#### PROBLEM TO SOLVE:
Look through the material below for "from". Copy every line that contains it.
· · · ·
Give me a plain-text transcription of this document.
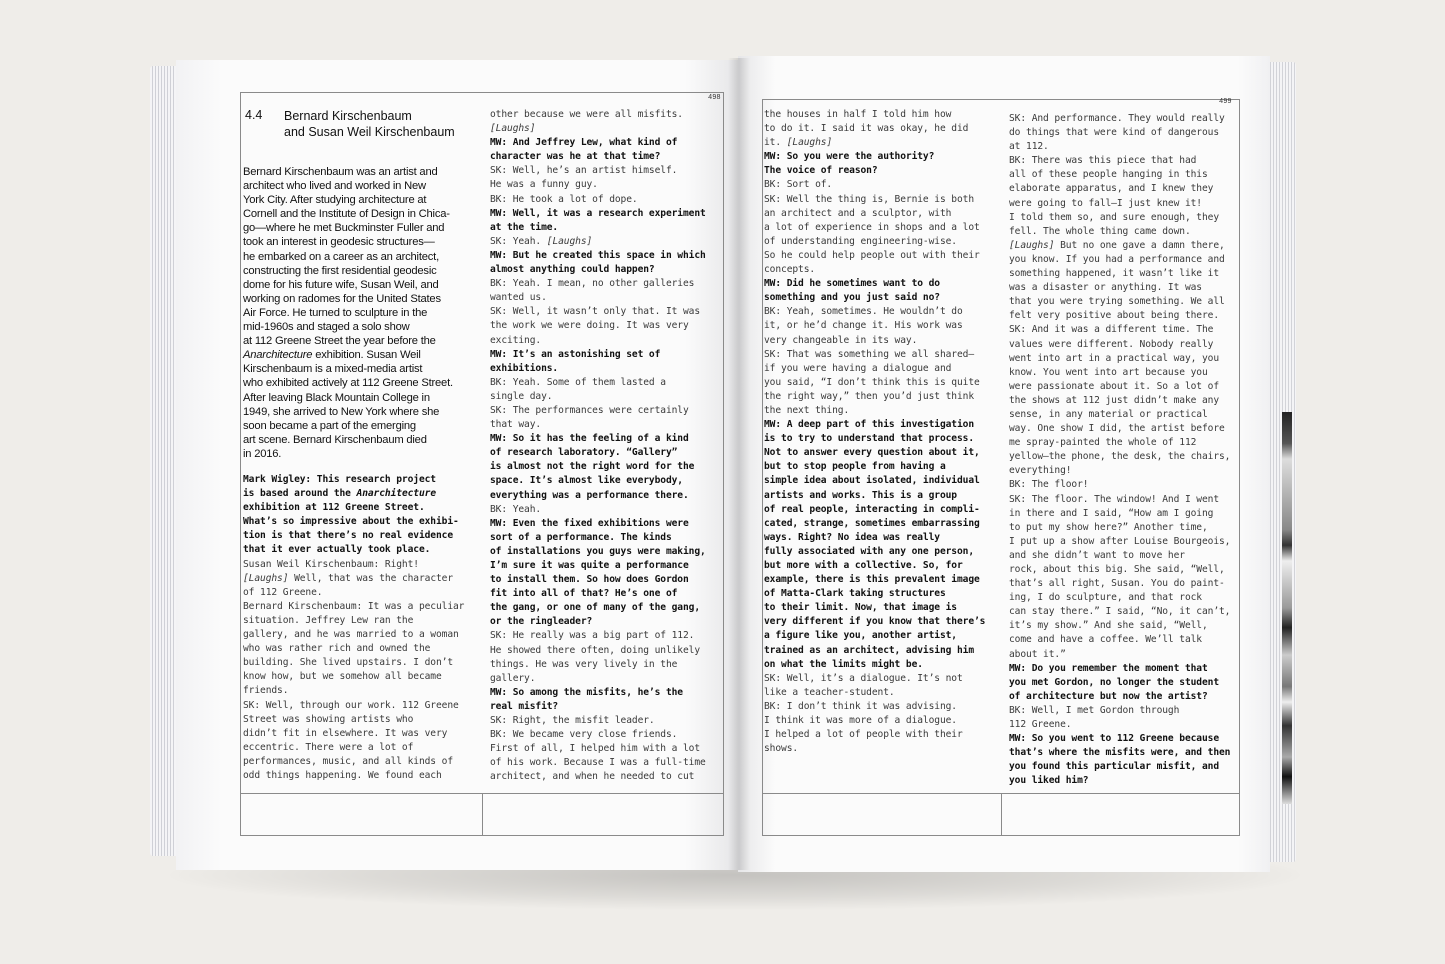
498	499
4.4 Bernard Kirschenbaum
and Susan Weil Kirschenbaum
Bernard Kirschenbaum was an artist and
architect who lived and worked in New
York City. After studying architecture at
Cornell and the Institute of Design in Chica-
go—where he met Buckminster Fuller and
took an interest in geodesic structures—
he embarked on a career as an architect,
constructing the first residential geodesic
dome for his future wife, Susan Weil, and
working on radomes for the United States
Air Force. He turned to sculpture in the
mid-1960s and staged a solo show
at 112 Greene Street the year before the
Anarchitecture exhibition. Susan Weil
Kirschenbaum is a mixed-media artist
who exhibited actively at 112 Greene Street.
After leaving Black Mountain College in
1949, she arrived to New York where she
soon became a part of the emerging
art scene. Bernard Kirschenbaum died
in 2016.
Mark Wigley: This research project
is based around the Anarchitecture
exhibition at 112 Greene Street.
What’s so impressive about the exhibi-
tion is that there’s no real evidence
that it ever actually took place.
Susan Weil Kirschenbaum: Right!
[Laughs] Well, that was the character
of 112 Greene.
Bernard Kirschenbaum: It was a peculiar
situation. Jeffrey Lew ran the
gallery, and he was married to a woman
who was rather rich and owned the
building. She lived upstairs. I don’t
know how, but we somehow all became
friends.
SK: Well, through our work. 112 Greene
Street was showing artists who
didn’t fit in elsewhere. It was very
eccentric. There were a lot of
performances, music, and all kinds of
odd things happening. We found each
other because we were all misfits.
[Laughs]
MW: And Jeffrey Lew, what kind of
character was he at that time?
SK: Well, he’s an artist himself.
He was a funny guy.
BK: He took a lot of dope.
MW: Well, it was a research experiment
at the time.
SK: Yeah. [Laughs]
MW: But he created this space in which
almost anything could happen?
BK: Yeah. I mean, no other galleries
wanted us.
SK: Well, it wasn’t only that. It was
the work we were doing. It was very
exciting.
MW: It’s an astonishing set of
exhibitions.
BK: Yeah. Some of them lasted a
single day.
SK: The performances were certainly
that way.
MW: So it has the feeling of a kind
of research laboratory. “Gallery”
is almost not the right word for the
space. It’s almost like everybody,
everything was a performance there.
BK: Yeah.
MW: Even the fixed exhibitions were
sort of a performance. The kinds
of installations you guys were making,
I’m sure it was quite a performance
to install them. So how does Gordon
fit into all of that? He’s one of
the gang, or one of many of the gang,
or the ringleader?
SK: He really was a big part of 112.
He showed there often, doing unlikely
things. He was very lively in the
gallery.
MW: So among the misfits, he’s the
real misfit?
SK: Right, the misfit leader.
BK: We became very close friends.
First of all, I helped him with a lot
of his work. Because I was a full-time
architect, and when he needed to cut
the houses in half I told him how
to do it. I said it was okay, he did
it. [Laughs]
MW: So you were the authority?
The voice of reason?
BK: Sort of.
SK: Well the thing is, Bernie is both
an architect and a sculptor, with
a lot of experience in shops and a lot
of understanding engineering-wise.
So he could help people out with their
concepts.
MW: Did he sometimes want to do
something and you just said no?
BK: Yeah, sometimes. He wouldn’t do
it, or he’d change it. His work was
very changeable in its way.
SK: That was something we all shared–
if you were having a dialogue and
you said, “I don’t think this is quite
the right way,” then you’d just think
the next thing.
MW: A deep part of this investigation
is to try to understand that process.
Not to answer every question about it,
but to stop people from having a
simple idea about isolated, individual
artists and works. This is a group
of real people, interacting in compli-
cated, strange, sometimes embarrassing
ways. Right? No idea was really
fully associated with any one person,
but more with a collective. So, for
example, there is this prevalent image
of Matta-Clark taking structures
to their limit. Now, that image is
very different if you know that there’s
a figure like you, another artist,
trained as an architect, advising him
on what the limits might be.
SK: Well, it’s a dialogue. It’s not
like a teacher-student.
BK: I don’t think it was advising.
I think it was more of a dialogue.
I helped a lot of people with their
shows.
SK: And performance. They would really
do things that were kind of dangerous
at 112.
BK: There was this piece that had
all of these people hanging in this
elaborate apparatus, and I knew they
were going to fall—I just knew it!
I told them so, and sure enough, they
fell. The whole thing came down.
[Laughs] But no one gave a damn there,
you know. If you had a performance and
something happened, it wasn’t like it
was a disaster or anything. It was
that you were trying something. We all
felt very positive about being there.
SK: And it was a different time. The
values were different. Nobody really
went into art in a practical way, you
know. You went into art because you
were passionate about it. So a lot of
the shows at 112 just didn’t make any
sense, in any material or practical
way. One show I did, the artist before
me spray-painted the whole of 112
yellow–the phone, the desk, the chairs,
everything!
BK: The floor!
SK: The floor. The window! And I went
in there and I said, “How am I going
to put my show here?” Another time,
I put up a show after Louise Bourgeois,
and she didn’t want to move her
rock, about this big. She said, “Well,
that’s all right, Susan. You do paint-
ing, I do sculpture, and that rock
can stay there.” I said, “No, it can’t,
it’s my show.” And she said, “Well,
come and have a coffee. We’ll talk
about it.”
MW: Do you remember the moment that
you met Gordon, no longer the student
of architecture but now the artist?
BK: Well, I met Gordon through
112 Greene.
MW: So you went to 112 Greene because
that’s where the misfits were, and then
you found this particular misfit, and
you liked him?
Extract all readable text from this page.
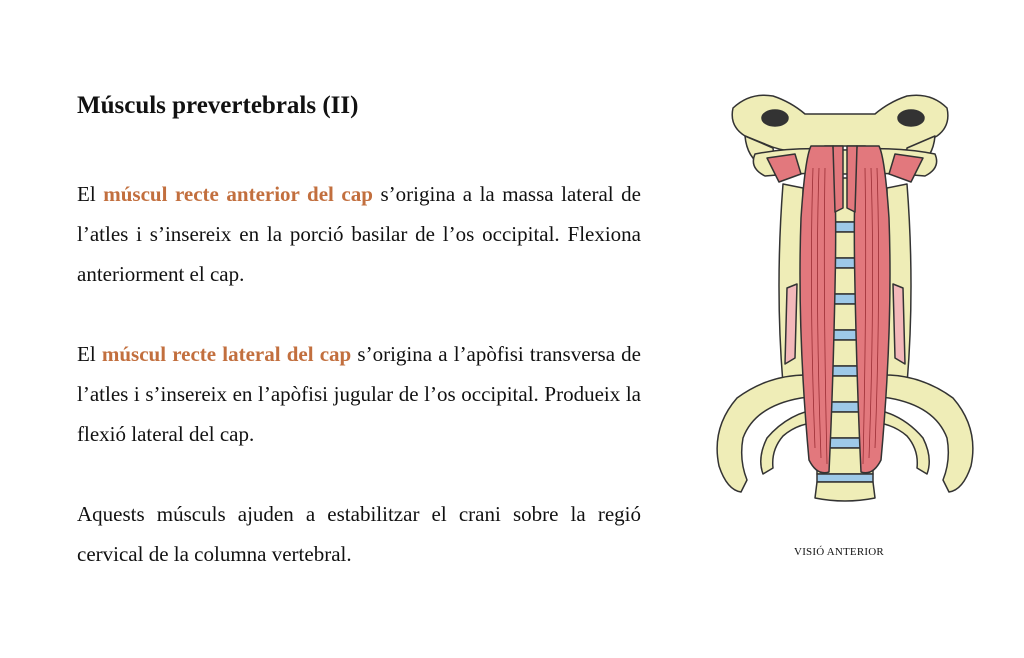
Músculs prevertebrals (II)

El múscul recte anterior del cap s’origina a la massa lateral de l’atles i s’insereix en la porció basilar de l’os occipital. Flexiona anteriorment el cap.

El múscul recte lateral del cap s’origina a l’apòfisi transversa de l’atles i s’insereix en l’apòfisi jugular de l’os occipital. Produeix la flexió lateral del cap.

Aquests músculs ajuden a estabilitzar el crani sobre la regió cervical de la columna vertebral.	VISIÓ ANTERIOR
· · · ·
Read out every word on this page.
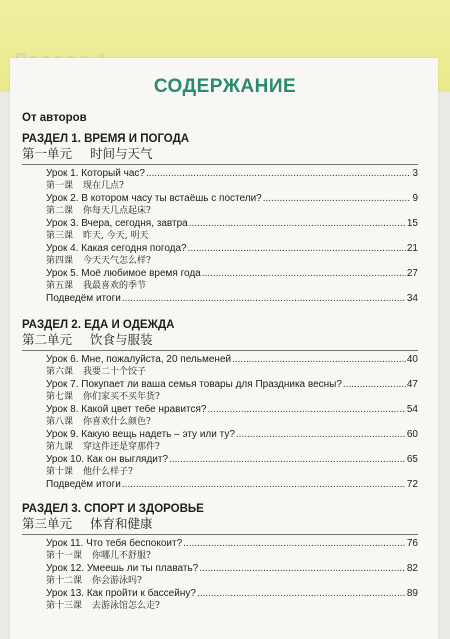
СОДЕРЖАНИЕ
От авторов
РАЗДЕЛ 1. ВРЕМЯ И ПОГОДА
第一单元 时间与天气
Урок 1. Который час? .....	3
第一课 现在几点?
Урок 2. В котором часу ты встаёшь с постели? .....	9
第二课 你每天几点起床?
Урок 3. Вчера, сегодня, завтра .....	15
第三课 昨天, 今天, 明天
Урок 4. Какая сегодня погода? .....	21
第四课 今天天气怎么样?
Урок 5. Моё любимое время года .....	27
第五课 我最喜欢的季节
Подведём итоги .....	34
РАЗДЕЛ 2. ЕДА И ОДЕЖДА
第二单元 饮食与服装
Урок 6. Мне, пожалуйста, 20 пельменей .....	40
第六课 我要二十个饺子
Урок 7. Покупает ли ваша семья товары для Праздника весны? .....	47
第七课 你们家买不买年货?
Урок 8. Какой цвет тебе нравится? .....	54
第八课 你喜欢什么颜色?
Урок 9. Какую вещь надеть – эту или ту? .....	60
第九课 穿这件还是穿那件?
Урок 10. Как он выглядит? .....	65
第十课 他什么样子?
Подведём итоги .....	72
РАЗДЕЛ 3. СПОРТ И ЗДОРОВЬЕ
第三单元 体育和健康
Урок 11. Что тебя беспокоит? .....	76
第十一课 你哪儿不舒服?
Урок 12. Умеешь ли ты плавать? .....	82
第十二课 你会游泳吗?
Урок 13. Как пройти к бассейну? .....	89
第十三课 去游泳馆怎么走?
· · · ·
#### REPLY:
but to stop people from having a
Extract all readable text from this page.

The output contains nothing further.